RECORDS SHOWN:
- - - - -

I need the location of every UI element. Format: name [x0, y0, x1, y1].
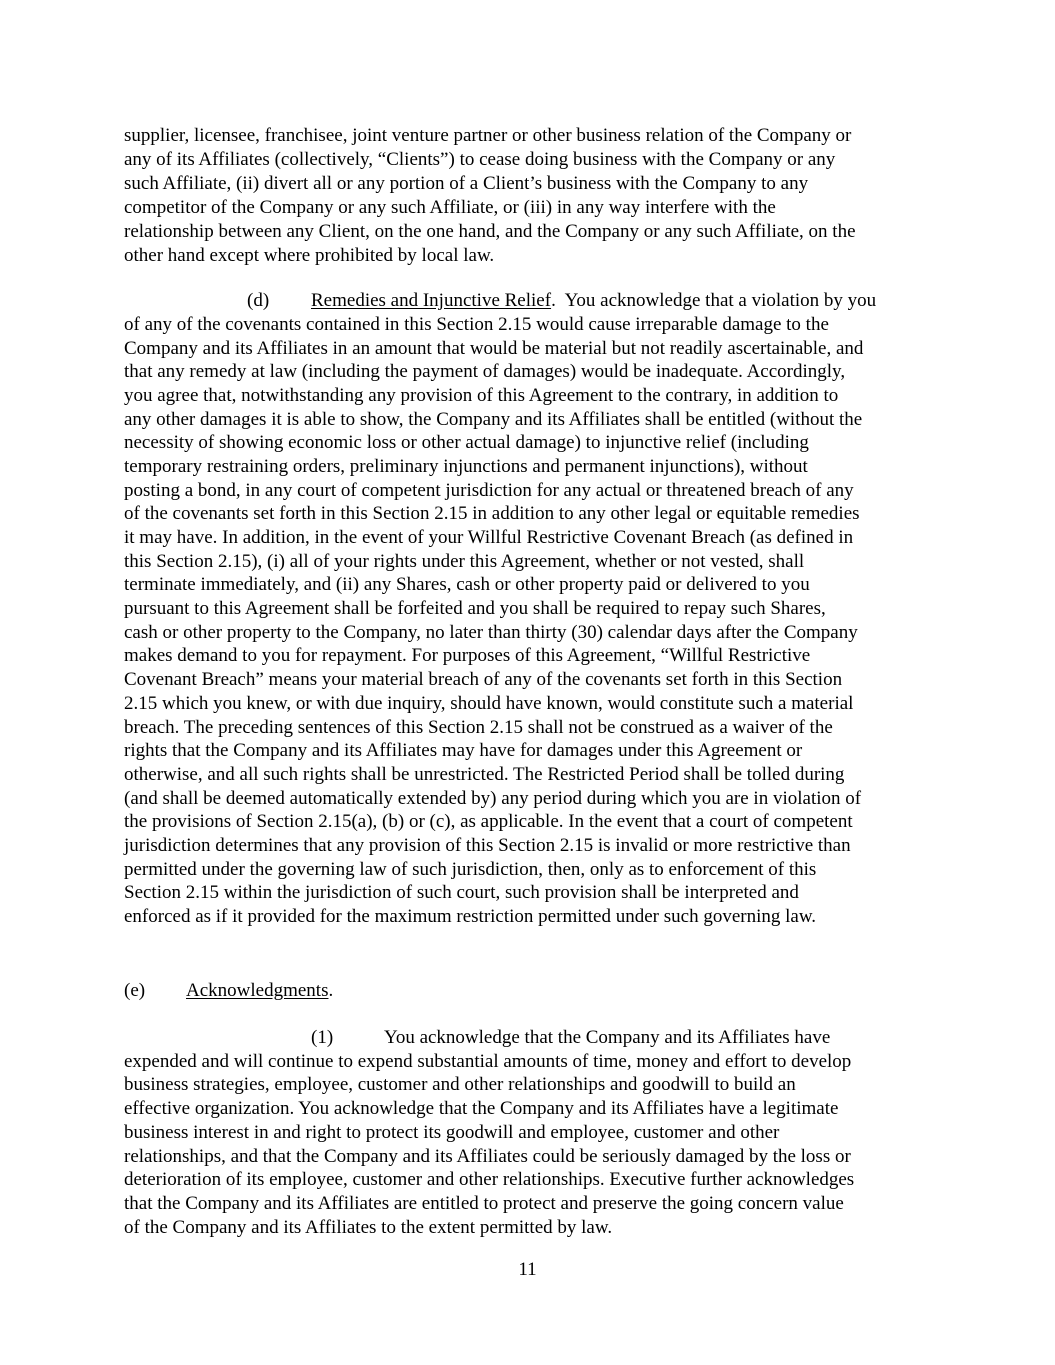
text-line: you agree that, notwithstanding any provision of this Agreement to the contrary, in addition to [124, 385, 839, 406]
text-line: it may have. In addition, in the event of your Willful Restrictive Covenant Breach (as defined in [124, 527, 854, 548]
section-d-first-line-rest: . You acknowledge that a violation by you [551, 290, 877, 311]
text-line: necessity of showing economic loss or other actual damage) to injunctive relief (including [124, 432, 809, 453]
section-d-first-line [311, 289, 876, 313]
text-line: pursuant to this Agreement shall be forfeited and you shall be required to repay such Shares, [124, 598, 826, 619]
text-line: jurisdiction determines that any provision of this Section 2.15 is invalid or more restrictive than [124, 835, 851, 856]
section-e-heading-line [186, 979, 333, 1003]
page-number: 11 [518, 1259, 537, 1280]
text-line: the provisions of Section 2.15(a), (b) or (c), as applicable. In the event that a court of competent [124, 811, 853, 832]
section-e-heading: Acknowledgments [186, 980, 329, 1001]
text-line: effective organization. You acknowledge that the Company and its Affiliates have a legitimate [124, 1098, 839, 1119]
text-line: enforced as if it provided for the maximum restriction permitted under such governing law. [124, 906, 817, 927]
text-line: any other damages it is able to show, the Company and its Affiliates shall be entitled (without the [124, 409, 863, 430]
text-line: relationships, and that the Company and its Affiliates could be seriously damaged by the loss or [124, 1146, 851, 1167]
text-line: other hand except where prohibited by local law. [124, 245, 495, 266]
text-line: supplier, licensee, franchisee, joint venture partner or other business relation of the Company or [124, 125, 852, 146]
text-line: deterioration of its employee, customer and other relationships. Executive further acknowledges [124, 1169, 855, 1190]
text-line: Covenant Breach” means your material breach of any of the covenants set forth in this Section [124, 669, 843, 690]
text-line: of the covenants set forth in this Section 2.15 in addition to any other legal or equitable remedies [124, 503, 860, 524]
text-line: makes demand to you for repayment. For purposes of this Agreement, “Willful Restrictive [124, 645, 811, 666]
text-line: rights that the Company and its Affiliates may have for damages under this Agreement or [124, 740, 803, 761]
text-line: (and shall be deemed automatically extended by) any period during which you are in violation of [124, 788, 862, 809]
text-line: business strategies, employee, customer and other relationships and goodwill to build an [124, 1074, 796, 1095]
text-line: relationship between any Client, on the one hand, and the Company or any such Affiliate, on the [124, 221, 856, 242]
section-e1-first-line: You acknowledge that the Company and its Affiliates have [384, 1027, 831, 1048]
text-line: cash or other property to the Company, no later than thirty (30) calendar days after the Company [124, 622, 858, 643]
text-line: business interest in and right to protect its goodwill and employee, customer and other [124, 1122, 780, 1143]
section-e-heading-suffix: . [328, 980, 334, 1001]
text-line: posting a bond, in any court of competent jurisdiction for any actual or threatened breach of any [124, 480, 854, 501]
text-line: that any remedy at law (including the payment of damages) would be inadequate. Accordingly, [124, 361, 846, 382]
text-line: breach. The preceding sentences of this Section 2.15 shall not be construed as a waiver of the [124, 717, 833, 738]
section-e-label: (e) [124, 980, 146, 1001]
text-line: Section 2.15 within the jurisdiction of such court, such provision shall be interpreted and [124, 882, 799, 903]
text-line: such Affiliate, (ii) divert all or any portion of a Client’s business with the Company to any [124, 173, 809, 194]
text-line: expended and will continue to expend substantial amounts of time, money and effort to develop [124, 1051, 852, 1072]
section-d-heading: Remedies and Injunctive Relief [311, 290, 552, 311]
text-line: any of its Affiliates (collectively, “Clients”) to cease doing business with the Company or any [124, 149, 836, 170]
text-line: temporary restraining orders, preliminary injunctions and permanent injunctions), without [124, 456, 808, 477]
text-line: otherwise, and all such rights shall be unrestricted. The Restricted Period shall be tolled during [124, 764, 845, 785]
text-line: terminate immediately, and (ii) any Shares, cash or other property paid or delivered to you [124, 574, 810, 595]
section-d-label: (d) [247, 290, 270, 311]
text-line: competitor of the Company or any such Affiliate, or (iii) in any way interfere with the [124, 197, 776, 218]
text-line: of the Company and its Affiliates to the extent permitted by law. [124, 1217, 613, 1238]
section-e1-label: (1) [311, 1027, 334, 1048]
text-line: 2.15 which you knew, or with due inquiry, should have known, would constitute such a material [124, 693, 854, 714]
text-line: permitted under the governing law of such jurisdiction, then, only as to enforcement of this [124, 859, 817, 880]
text-line: this Section 2.15), (i) all of your rights under this Agreement, whether or not vested, shall [124, 551, 805, 572]
text-line: Company and its Affiliates in an amount that would be material but not readily ascertainable, and [124, 338, 864, 359]
text-line: of any of the covenants contained in this Section 2.15 would cause irreparable damage to the [124, 314, 829, 335]
text-line: that the Company and its Affiliates are entitled to protect and preserve the going concern value [124, 1193, 844, 1214]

- - - - -

TO BE DONE: Copy out the records, swapping each "text-line" for "body-line" and changing nothing else. Leave the pictures out.

FINISHED EXERCISE:
I need the location of every UI element. Format: name [x0, y0, x1, y1].
body-line: you agree that, notwithstanding any provision of this Agreement to the contrary, in addition to [124, 385, 839, 406]
body-line: it may have. In addition, in the event of your Willful Restrictive Covenant Breach (as defined in [124, 527, 854, 548]
section-d-first-line-rest: . You acknowledge that a violation by you [551, 290, 877, 311]
body-line: necessity of showing economic loss or other actual damage) to injunctive relief (including [124, 432, 809, 453]
section-d-first-line [311, 289, 876, 313]
body-line: pursuant to this Agreement shall be forfeited and you shall be required to repay such Shares, [124, 598, 826, 619]
body-line: jurisdiction determines that any provision of this Section 2.15 is invalid or more restrictive than [124, 835, 851, 856]
section-e-heading-line [186, 979, 333, 1003]
page-number: 11 [518, 1259, 537, 1280]
body-line: the provisions of Section 2.15(a), (b) or (c), as applicable. In the event that a court of competent [124, 811, 853, 832]
section-e-heading: Acknowledgments [186, 980, 329, 1001]
body-line: effective organization. You acknowledge that the Company and its Affiliates have a legitimate [124, 1098, 839, 1119]
body-line: enforced as if it provided for the maximum restriction permitted under such governing law. [124, 906, 817, 927]
body-line: any other damages it is able to show, the Company and its Affiliates shall be entitled (without the [124, 409, 863, 430]
body-line: relationships, and that the Company and its Affiliates could be seriously damaged by the loss or [124, 1146, 851, 1167]
body-line: other hand except where prohibited by local law. [124, 245, 495, 266]
body-line: supplier, licensee, franchisee, joint venture partner or other business relation of the Company or [124, 125, 852, 146]
body-line: deterioration of its employee, customer and other relationships. Executive further acknowledges [124, 1169, 855, 1190]
body-line: Covenant Breach” means your material breach of any of the covenants set forth in this Section [124, 669, 843, 690]
body-line: of the covenants set forth in this Section 2.15 in addition to any other legal or equitable remedies [124, 503, 860, 524]
body-line: makes demand to you for repayment. For purposes of this Agreement, “Willful Restrictive [124, 645, 811, 666]
body-line: rights that the Company and its Affiliates may have for damages under this Agreement or [124, 740, 803, 761]
body-line: (and shall be deemed automatically extended by) any period during which you are in violation of [124, 788, 862, 809]
body-line: business strategies, employee, customer and other relationships and goodwill to build an [124, 1074, 796, 1095]
body-line: relationship between any Client, on the one hand, and the Company or any such Affiliate, on the [124, 221, 856, 242]
section-e1-first-line: You acknowledge that the Company and its Affiliates have [384, 1027, 831, 1048]
body-line: cash or other property to the Company, no later than thirty (30) calendar days after the Company [124, 622, 858, 643]
body-line: business interest in and right to protect its goodwill and employee, customer and other [124, 1122, 780, 1143]
section-e-heading-suffix: . [328, 980, 334, 1001]
body-line: posting a bond, in any court of competent jurisdiction for any actual or threatened breach of any [124, 480, 854, 501]
body-line: that any remedy at law (including the payment of damages) would be inadequate. Accordingly, [124, 361, 846, 382]
body-line: breach. The preceding sentences of this Section 2.15 shall not be construed as a waiver of the [124, 717, 833, 738]
section-e-label: (e) [124, 980, 146, 1001]
body-line: Section 2.15 within the jurisdiction of such court, such provision shall be interpreted and [124, 882, 799, 903]
body-line: such Affiliate, (ii) divert all or any portion of a Client’s business with the Company to any [124, 173, 809, 194]
body-line: expended and will continue to expend substantial amounts of time, money and effort to develop [124, 1051, 852, 1072]
section-d-heading: Remedies and Injunctive Relief [311, 290, 552, 311]
body-line: any of its Affiliates (collectively, “Clients”) to cease doing business with the Company or any [124, 149, 836, 170]
body-line: temporary restraining orders, preliminary injunctions and permanent injunctions), without [124, 456, 808, 477]
body-line: otherwise, and all such rights shall be unrestricted. The Restricted Period shall be tolled during [124, 764, 845, 785]
body-line: terminate immediately, and (ii) any Shares, cash or other property paid or delivered to you [124, 574, 810, 595]
section-d-label: (d) [247, 290, 270, 311]
body-line: competitor of the Company or any such Affiliate, or (iii) in any way interfere with the [124, 197, 776, 218]
body-line: of the Company and its Affiliates to the extent permitted by law. [124, 1217, 613, 1238]
section-e1-label: (1) [311, 1027, 334, 1048]
body-line: 2.15 which you knew, or with due inquiry, should have known, would constitute such a material [124, 693, 854, 714]
body-line: permitted under the governing law of such jurisdiction, then, only as to enforcement of this [124, 859, 817, 880]
body-line: this Section 2.15), (i) all of your rights under this Agreement, whether or not vested, shall [124, 551, 805, 572]
body-line: Company and its Affiliates in an amount that would be material but not readily ascertainable, and [124, 338, 864, 359]
body-line: of any of the covenants contained in this Section 2.15 would cause irreparable damage to the [124, 314, 829, 335]
body-line: that the Company and its Affiliates are entitled to protect and preserve the going concern value [124, 1193, 844, 1214]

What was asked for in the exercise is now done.